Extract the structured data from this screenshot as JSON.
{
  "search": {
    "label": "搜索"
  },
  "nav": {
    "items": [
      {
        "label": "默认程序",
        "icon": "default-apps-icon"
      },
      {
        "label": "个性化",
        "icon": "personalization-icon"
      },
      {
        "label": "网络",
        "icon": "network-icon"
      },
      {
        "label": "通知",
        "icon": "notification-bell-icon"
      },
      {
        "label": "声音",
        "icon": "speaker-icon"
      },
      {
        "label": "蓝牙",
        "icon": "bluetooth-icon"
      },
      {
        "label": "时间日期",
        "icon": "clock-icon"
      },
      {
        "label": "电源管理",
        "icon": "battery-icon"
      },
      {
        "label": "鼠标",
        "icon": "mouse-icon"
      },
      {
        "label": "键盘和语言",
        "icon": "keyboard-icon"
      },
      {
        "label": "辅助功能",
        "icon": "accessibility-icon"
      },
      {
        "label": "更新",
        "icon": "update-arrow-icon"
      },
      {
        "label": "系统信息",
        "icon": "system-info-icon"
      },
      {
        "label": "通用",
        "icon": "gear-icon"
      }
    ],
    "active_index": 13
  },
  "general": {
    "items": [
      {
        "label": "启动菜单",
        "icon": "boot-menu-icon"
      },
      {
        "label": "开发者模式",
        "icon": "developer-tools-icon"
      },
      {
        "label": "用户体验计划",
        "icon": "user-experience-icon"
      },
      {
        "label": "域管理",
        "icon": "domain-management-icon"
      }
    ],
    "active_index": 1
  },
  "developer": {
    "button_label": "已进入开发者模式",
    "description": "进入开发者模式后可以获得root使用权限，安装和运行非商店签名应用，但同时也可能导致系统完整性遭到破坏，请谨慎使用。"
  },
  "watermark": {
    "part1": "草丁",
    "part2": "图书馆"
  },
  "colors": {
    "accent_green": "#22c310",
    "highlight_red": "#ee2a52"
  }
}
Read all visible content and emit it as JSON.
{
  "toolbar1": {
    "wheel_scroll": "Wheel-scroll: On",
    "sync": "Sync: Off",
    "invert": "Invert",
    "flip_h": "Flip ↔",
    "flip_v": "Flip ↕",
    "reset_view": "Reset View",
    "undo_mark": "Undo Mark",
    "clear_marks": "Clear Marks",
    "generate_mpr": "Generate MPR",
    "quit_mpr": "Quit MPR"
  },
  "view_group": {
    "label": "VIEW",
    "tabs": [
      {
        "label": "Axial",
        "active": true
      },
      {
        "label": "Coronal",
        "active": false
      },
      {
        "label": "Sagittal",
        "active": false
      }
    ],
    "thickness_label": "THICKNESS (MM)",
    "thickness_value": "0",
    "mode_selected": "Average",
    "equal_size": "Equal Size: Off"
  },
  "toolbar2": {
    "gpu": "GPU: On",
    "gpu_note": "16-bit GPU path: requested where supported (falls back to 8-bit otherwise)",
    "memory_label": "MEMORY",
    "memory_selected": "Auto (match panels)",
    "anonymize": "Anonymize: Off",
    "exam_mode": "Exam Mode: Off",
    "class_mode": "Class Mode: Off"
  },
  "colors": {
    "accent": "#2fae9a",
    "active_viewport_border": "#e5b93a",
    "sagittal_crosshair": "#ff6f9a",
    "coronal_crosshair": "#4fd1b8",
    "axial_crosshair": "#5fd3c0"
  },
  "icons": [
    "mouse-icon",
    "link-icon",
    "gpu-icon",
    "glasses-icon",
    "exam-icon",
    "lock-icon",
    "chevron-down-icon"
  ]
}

____________________

[TO DO] Using the records above, please retype only the run of lines from the line holding "Read all visible content and emit it as JSON." through the last line, both ends included.

[OUTPUT OF THE TASK]
Read all visible content and emit it as JSON.
{
  "toolbar1": {
    "wheel_scroll": "Wheel-scroll: On",
    "sync": "Sync: Off",
    "invert": "Invert",
    "flip_h": "Flip ↔",
    "flip_v": "Flip ↕",
    "reset_view": "Reset View",
    "undo_mark": "Undo Mark",
    "clear_marks": "Clear Marks",
    "generate_mpr": "Generate MPR",
    "quit_mpr": "Quit MPR"
  },
  "view_group": {
    "label": "VIEW",
    "tabs": [
      {
        "label": "Axial",
        "active": true
      },
      {
        "label": "Coronal",
        "active": false
      },
      {
        "label": "Sagittal",
        "active": false
      }
    ],
    "thickness_label": "THICKNESS (MM)",
    "thickness_value": "0",
    "mode_selected": "Average",
    "equal_size": "Equal Size: Off"
  },
  "toolbar2": {
    "gpu": "GPU: On",
    "gpu_note": "16-bit GPU path: requested where supported (falls back to 8-bit otherwise)",
    "memory_label": "MEMORY",
    "memory_selected": "Auto (match panels)",
    "anonymize": "Anonymize: Off",
    "exam_mode": "Exam Mode: Off",
    "class_mode": "Class Mode: Off"
  },
  "colors": {
    "accent": "#2fae9a",
    "active_viewport_border": "#e5b93a",
    "sagittal_crosshair": "#ff6f9a",
    "coronal_crosshair": "#4fd1b8",
    "axial_crosshair": "#5fd3c0"
  },
  "icons": [
    "mouse-icon",
    "link-icon",
    "gpu-icon",
    "glasses-icon",
    "exam-icon",
    "lock-icon",
    "chevron-down-icon"
  ]
}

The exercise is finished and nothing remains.